**WRITTEN EXERCISE**
Copy the records below word for word.

>>>

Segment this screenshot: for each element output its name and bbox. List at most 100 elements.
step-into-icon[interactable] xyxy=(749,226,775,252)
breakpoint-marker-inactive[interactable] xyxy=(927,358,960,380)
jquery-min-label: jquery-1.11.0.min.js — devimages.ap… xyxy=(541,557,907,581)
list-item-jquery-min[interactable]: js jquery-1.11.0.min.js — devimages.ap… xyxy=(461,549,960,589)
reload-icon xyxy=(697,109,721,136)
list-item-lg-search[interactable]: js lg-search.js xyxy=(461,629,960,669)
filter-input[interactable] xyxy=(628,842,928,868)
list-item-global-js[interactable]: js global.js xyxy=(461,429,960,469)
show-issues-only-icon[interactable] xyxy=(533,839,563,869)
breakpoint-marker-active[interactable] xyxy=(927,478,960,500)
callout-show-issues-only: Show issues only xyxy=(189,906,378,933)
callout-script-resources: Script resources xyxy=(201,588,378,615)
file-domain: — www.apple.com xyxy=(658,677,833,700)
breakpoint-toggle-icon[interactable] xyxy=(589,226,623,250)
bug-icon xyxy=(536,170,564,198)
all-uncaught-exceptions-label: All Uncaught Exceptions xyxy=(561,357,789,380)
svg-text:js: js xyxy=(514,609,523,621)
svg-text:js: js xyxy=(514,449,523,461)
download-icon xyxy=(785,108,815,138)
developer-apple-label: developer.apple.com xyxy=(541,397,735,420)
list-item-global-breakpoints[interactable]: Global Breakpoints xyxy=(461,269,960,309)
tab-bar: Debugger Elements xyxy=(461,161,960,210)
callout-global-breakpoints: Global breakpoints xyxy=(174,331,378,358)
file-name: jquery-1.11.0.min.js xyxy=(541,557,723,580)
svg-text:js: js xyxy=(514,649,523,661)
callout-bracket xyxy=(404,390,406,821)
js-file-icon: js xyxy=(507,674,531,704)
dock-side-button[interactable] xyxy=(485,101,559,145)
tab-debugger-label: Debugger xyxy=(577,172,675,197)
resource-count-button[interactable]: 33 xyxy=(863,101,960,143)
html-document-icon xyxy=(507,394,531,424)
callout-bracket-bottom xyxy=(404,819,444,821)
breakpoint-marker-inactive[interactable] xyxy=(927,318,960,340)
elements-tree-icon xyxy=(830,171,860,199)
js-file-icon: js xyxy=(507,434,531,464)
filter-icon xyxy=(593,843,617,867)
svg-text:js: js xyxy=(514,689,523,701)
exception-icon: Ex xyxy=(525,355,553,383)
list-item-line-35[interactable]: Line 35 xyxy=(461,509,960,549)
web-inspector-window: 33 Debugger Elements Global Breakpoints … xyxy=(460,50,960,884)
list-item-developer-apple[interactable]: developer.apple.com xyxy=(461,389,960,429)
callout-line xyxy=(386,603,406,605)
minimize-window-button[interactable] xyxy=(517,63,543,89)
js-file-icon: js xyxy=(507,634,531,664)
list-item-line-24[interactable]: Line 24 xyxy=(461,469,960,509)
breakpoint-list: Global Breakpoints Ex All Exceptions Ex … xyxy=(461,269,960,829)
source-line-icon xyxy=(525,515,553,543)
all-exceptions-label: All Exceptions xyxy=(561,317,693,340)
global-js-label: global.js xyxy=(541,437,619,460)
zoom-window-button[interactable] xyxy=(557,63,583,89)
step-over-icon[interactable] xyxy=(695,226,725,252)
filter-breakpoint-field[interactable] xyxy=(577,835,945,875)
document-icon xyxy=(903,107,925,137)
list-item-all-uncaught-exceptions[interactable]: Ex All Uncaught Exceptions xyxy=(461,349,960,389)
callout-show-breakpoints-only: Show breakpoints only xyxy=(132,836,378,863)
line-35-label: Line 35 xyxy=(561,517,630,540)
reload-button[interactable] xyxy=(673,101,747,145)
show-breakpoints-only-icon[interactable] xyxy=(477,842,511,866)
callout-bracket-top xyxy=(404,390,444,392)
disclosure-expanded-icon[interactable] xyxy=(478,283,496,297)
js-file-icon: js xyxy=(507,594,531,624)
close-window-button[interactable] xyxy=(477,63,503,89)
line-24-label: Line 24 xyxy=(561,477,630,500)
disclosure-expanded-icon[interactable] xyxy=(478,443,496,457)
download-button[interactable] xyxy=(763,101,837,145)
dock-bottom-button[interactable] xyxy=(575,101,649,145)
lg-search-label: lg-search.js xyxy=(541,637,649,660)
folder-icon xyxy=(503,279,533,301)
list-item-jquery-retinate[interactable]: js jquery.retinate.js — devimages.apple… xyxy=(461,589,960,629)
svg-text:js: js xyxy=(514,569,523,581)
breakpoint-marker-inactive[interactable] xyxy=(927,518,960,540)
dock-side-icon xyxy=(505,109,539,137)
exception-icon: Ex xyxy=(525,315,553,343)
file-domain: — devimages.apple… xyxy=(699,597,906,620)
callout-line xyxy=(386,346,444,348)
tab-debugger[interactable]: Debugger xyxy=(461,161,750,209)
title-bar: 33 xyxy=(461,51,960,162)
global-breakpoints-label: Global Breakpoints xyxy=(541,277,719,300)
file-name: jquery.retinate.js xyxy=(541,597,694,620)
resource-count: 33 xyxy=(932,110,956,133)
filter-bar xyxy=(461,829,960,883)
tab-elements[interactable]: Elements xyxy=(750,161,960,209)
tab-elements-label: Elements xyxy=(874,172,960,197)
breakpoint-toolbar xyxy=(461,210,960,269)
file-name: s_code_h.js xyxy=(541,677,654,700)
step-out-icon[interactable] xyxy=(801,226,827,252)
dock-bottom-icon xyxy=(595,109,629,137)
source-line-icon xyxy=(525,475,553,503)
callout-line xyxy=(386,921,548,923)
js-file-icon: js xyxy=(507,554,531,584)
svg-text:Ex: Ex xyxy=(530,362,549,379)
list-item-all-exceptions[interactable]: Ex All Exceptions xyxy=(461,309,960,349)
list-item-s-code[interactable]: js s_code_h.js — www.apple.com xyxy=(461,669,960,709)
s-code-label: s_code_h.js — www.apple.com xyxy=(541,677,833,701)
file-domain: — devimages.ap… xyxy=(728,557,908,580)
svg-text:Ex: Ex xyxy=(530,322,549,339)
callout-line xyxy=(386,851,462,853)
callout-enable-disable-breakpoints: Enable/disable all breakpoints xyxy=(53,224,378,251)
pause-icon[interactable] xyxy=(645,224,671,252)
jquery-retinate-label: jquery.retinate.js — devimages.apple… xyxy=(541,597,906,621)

<<<

**EXERCISE SOLUTION**
Segment this screenshot: for each element output its name and bbox. List at most 100 elements.
step-into-icon[interactable] xyxy=(749,226,775,252)
breakpoint-marker-inactive[interactable] xyxy=(927,358,960,380)
jquery-min-label: jquery-1.11.0.min.js — devimages.ap… xyxy=(541,557,907,581)
list-item-jquery-min[interactable]: js jquery-1.11.0.min.js — devimages.ap… xyxy=(461,549,960,589)
reload-icon xyxy=(697,109,721,136)
list-item-lg-search[interactable]: js lg-search.js xyxy=(461,629,960,669)
filter-input[interactable] xyxy=(628,842,928,868)
list-item-global-js[interactable]: js global.js xyxy=(461,429,960,469)
show-issues-only-icon[interactable] xyxy=(533,839,563,869)
breakpoint-marker-active[interactable] xyxy=(927,478,960,500)
callout-show-issues-only: Show issues only xyxy=(189,906,378,933)
callout-script-resources: Script resources xyxy=(201,588,378,615)
file-domain: — www.apple.com xyxy=(658,677,833,700)
breakpoint-toggle-icon[interactable] xyxy=(589,226,623,250)
bug-icon xyxy=(536,170,564,198)
all-uncaught-exceptions-label: All Uncaught Exceptions xyxy=(561,357,789,380)
svg-text:js: js xyxy=(514,609,523,621)
svg-text:js: js xyxy=(514,449,523,461)
download-icon xyxy=(785,108,815,138)
developer-apple-label: developer.apple.com xyxy=(541,397,735,420)
list-item-global-breakpoints[interactable]: Global Breakpoints xyxy=(461,269,960,309)
tab-bar: Debugger Elements xyxy=(461,161,960,210)
callout-global-breakpoints: Global breakpoints xyxy=(174,331,378,358)
file-name: jquery-1.11.0.min.js xyxy=(541,557,723,580)
svg-text:js: js xyxy=(514,649,523,661)
callout-bracket xyxy=(404,390,406,821)
js-file-icon: js xyxy=(507,674,531,704)
dock-side-button[interactable] xyxy=(485,101,559,145)
tab-debugger-label: Debugger xyxy=(577,172,675,197)
resource-count-button[interactable]: 33 xyxy=(863,101,960,143)
html-document-icon xyxy=(507,394,531,424)
callout-bracket-bottom xyxy=(404,819,444,821)
breakpoint-marker-inactive[interactable] xyxy=(927,318,960,340)
elements-tree-icon xyxy=(830,171,860,199)
js-file-icon: js xyxy=(507,434,531,464)
filter-icon xyxy=(593,843,617,867)
svg-text:js: js xyxy=(514,689,523,701)
exception-icon: Ex xyxy=(525,355,553,383)
list-item-line-35[interactable]: Line 35 xyxy=(461,509,960,549)
web-inspector-window: 33 Debugger Elements Global Breakpoints … xyxy=(460,50,960,884)
list-item-developer-apple[interactable]: developer.apple.com xyxy=(461,389,960,429)
callout-line xyxy=(386,603,406,605)
minimize-window-button[interactable] xyxy=(517,63,543,89)
js-file-icon: js xyxy=(507,634,531,664)
list-item-line-24[interactable]: Line 24 xyxy=(461,469,960,509)
breakpoint-list: Global Breakpoints Ex All Exceptions Ex … xyxy=(461,269,960,829)
source-line-icon xyxy=(525,515,553,543)
all-exceptions-label: All Exceptions xyxy=(561,317,693,340)
global-js-label: global.js xyxy=(541,437,619,460)
zoom-window-button[interactable] xyxy=(557,63,583,89)
step-over-icon[interactable] xyxy=(695,226,725,252)
filter-breakpoint-field[interactable] xyxy=(577,835,945,875)
document-icon xyxy=(903,107,925,137)
list-item-all-uncaught-exceptions[interactable]: Ex All Uncaught Exceptions xyxy=(461,349,960,389)
callout-show-breakpoints-only: Show breakpoints only xyxy=(132,836,378,863)
line-35-label: Line 35 xyxy=(561,517,630,540)
reload-button[interactable] xyxy=(673,101,747,145)
show-breakpoints-only-icon[interactable] xyxy=(477,842,511,866)
callout-bracket-top xyxy=(404,390,444,392)
disclosure-expanded-icon[interactable] xyxy=(478,283,496,297)
js-file-icon: js xyxy=(507,594,531,624)
close-window-button[interactable] xyxy=(477,63,503,89)
line-24-label: Line 24 xyxy=(561,477,630,500)
disclosure-expanded-icon[interactable] xyxy=(478,443,496,457)
download-button[interactable] xyxy=(763,101,837,145)
dock-bottom-button[interactable] xyxy=(575,101,649,145)
lg-search-label: lg-search.js xyxy=(541,637,649,660)
folder-icon xyxy=(503,279,533,301)
list-item-jquery-retinate[interactable]: js jquery.retinate.js — devimages.apple… xyxy=(461,589,960,629)
svg-text:js: js xyxy=(514,569,523,581)
breakpoint-marker-inactive[interactable] xyxy=(927,518,960,540)
dock-side-icon xyxy=(505,109,539,137)
exception-icon: Ex xyxy=(525,315,553,343)
file-domain: — devimages.apple… xyxy=(699,597,906,620)
callout-line xyxy=(386,346,444,348)
tab-debugger[interactable]: Debugger xyxy=(461,161,750,209)
title-bar: 33 xyxy=(461,51,960,162)
global-breakpoints-label: Global Breakpoints xyxy=(541,277,719,300)
file-name: jquery.retinate.js xyxy=(541,597,694,620)
resource-count: 33 xyxy=(932,110,956,133)
filter-bar xyxy=(461,829,960,883)
tab-elements[interactable]: Elements xyxy=(750,161,960,209)
tab-elements-label: Elements xyxy=(874,172,960,197)
breakpoint-toolbar xyxy=(461,210,960,269)
file-name: s_code_h.js xyxy=(541,677,654,700)
step-out-icon[interactable] xyxy=(801,226,827,252)
dock-bottom-icon xyxy=(595,109,629,137)
source-line-icon xyxy=(525,475,553,503)
callout-line xyxy=(386,921,548,923)
js-file-icon: js xyxy=(507,554,531,584)
svg-text:Ex: Ex xyxy=(530,362,549,379)
list-item-all-exceptions[interactable]: Ex All Exceptions xyxy=(461,309,960,349)
list-item-s-code[interactable]: js s_code_h.js — www.apple.com xyxy=(461,669,960,709)
s-code-label: s_code_h.js — www.apple.com xyxy=(541,677,833,701)
file-domain: — devimages.ap… xyxy=(728,557,908,580)
svg-text:Ex: Ex xyxy=(530,322,549,339)
callout-line xyxy=(386,851,462,853)
callout-enable-disable-breakpoints: Enable/disable all breakpoints xyxy=(53,224,378,251)
pause-icon[interactable] xyxy=(645,224,671,252)
jquery-retinate-label: jquery.retinate.js — devimages.apple… xyxy=(541,597,906,621)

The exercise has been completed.